What the task asks - The entries below should be quoted exactly, with no pictures carried over.

Recorded information -
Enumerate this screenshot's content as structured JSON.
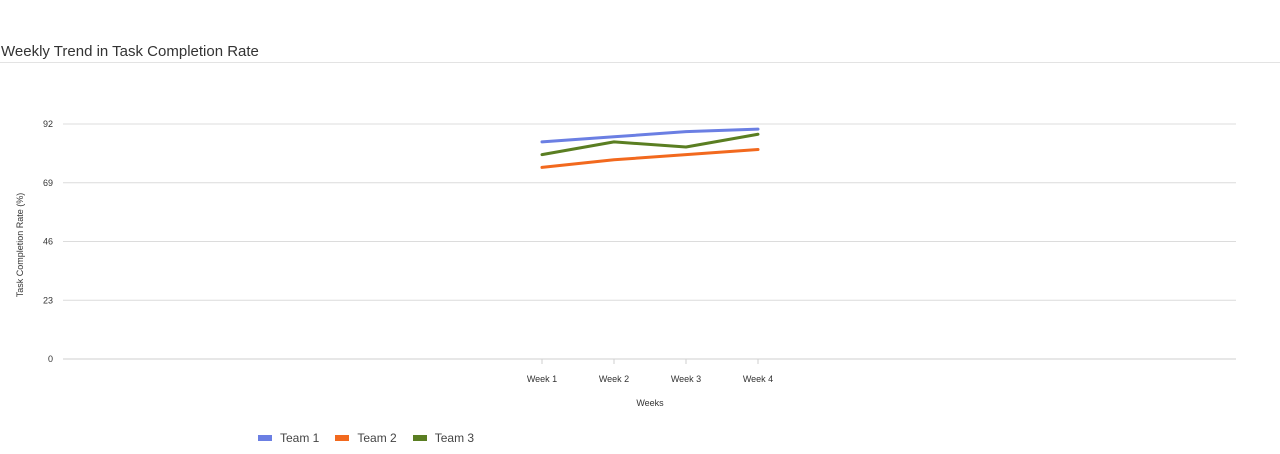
{
  "header": {
    "title": "Weekly Trend in Task Completion Rate"
  },
  "chart_data": {
    "type": "line",
    "title": "Weekly Trend in Task Completion Rate",
    "xlabel": "Weeks",
    "ylabel": "Task Completion Rate (%)",
    "categories": [
      "Week 1",
      "Week 2",
      "Week 3",
      "Week 4"
    ],
    "ylim": [
      0,
      92
    ],
    "yticks": [
      0,
      23,
      46,
      69,
      92
    ],
    "grid": true,
    "legend_position": "bottom-left",
    "series": [
      {
        "name": "Team 1",
        "color": "#6b7fe3",
        "values": [
          85,
          87,
          89,
          90
        ]
      },
      {
        "name": "Team 2",
        "color": "#f2691e",
        "values": [
          75,
          78,
          80,
          82
        ]
      },
      {
        "name": "Team 3",
        "color": "#5a7e22",
        "values": [
          80,
          85,
          83,
          88
        ]
      }
    ]
  }
}
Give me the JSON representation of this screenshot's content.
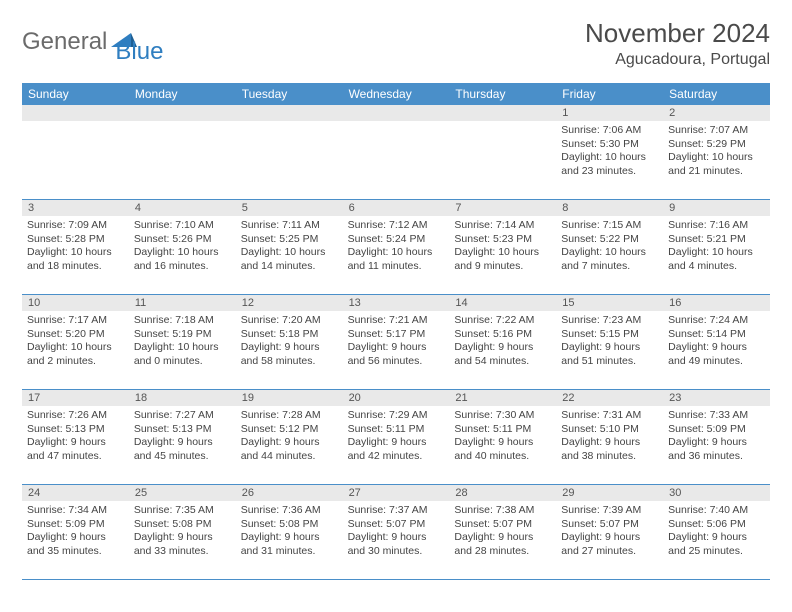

The output -
Enumerate this screenshot's content as structured JSON.
{
  "header": {
    "title": "Weekly Trend in Task Completion Rate"
  },
  "chart_data": {
    "type": "line",
    "title": "Weekly Trend in Task Completion Rate",
    "xlabel": "Weeks",
    "ylabel": "Task Completion Rate (%)",
    "categories": [
      "Week 1",
      "Week 2",
      "Week 3",
      "Week 4"
    ],
    "ylim": [
      0,
      92
    ],
    "yticks": [
      0,
      23,
      46,
      69,
      92
    ],
    "grid": true,
    "legend_position": "bottom-left",
    "series": [
      {
        "name": "Team 1",
        "color": "#6b7fe3",
        "values": [
          85,
          87,
          89,
          90
        ]
      },
      {
        "name": "Team 2",
        "color": "#f2691e",
        "values": [
          75,
          78,
          80,
          82
        ]
      },
      {
        "name": "Team 3",
        "color": "#5a7e22",
        "values": [
          80,
          85,
          83,
          88
        ]
      }
    ]
  }
}
Give me the JSON representation of this screenshot's content.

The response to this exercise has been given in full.